## What this task involves
Write the data out again, character for character, with no images.

***

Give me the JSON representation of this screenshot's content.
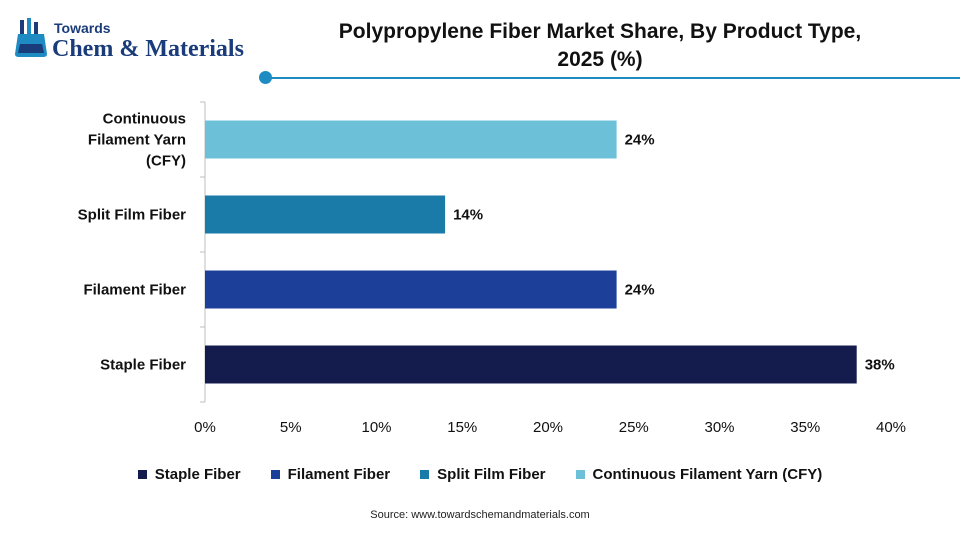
{
  "logo": {
    "top_text": "Towards",
    "main_text": "Chem & Materials",
    "icon": "flask-icon"
  },
  "title_lines": [
    "Polypropylene Fiber Market Share, By Product Type,",
    "2025 (%)"
  ],
  "chart_data": {
    "type": "bar",
    "orientation": "horizontal",
    "categories": [
      [
        "Continuous",
        "Filament Yarn",
        "(CFY)"
      ],
      [
        "Split Film Fiber"
      ],
      [
        "Filament Fiber"
      ],
      [
        "Staple Fiber"
      ]
    ],
    "values": [
      24,
      14,
      24,
      38
    ],
    "value_labels": [
      "24%",
      "14%",
      "24%",
      "38%"
    ],
    "colors": [
      "#6cc0d8",
      "#1a7aa8",
      "#1c3f9a",
      "#141c4e"
    ],
    "xlim": [
      0,
      40
    ],
    "xticks": [
      "0%",
      "5%",
      "10%",
      "15%",
      "20%",
      "25%",
      "30%",
      "35%",
      "40%"
    ],
    "grid": false
  },
  "legend": [
    {
      "label": "Staple Fiber",
      "color": "#141c4e"
    },
    {
      "label": "Filament Fiber",
      "color": "#1c3f9a"
    },
    {
      "label": "Split Film Fiber",
      "color": "#1a7aa8"
    },
    {
      "label": "Continuous Filament Yarn (CFY)",
      "color": "#6cc0d8"
    }
  ],
  "source": "Source: www.towardschemandmaterials.com"
}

***

## Solution for this exercise
Give me the JSON representation of this screenshot's content.
{
  "logo": {
    "top_text": "Towards",
    "main_text": "Chem & Materials",
    "icon": "flask-icon"
  },
  "title_lines": [
    "Polypropylene Fiber Market Share, By Product Type,",
    "2025 (%)"
  ],
  "chart_data": {
    "type": "bar",
    "orientation": "horizontal",
    "categories": [
      [
        "Continuous",
        "Filament Yarn",
        "(CFY)"
      ],
      [
        "Split Film Fiber"
      ],
      [
        "Filament Fiber"
      ],
      [
        "Staple Fiber"
      ]
    ],
    "values": [
      24,
      14,
      24,
      38
    ],
    "value_labels": [
      "24%",
      "14%",
      "24%",
      "38%"
    ],
    "colors": [
      "#6cc0d8",
      "#1a7aa8",
      "#1c3f9a",
      "#141c4e"
    ],
    "xlim": [
      0,
      40
    ],
    "xticks": [
      "0%",
      "5%",
      "10%",
      "15%",
      "20%",
      "25%",
      "30%",
      "35%",
      "40%"
    ],
    "grid": false
  },
  "legend": [
    {
      "label": "Staple Fiber",
      "color": "#141c4e"
    },
    {
      "label": "Filament Fiber",
      "color": "#1c3f9a"
    },
    {
      "label": "Split Film Fiber",
      "color": "#1a7aa8"
    },
    {
      "label": "Continuous Filament Yarn (CFY)",
      "color": "#6cc0d8"
    }
  ],
  "source": "Source: www.towardschemandmaterials.com"
}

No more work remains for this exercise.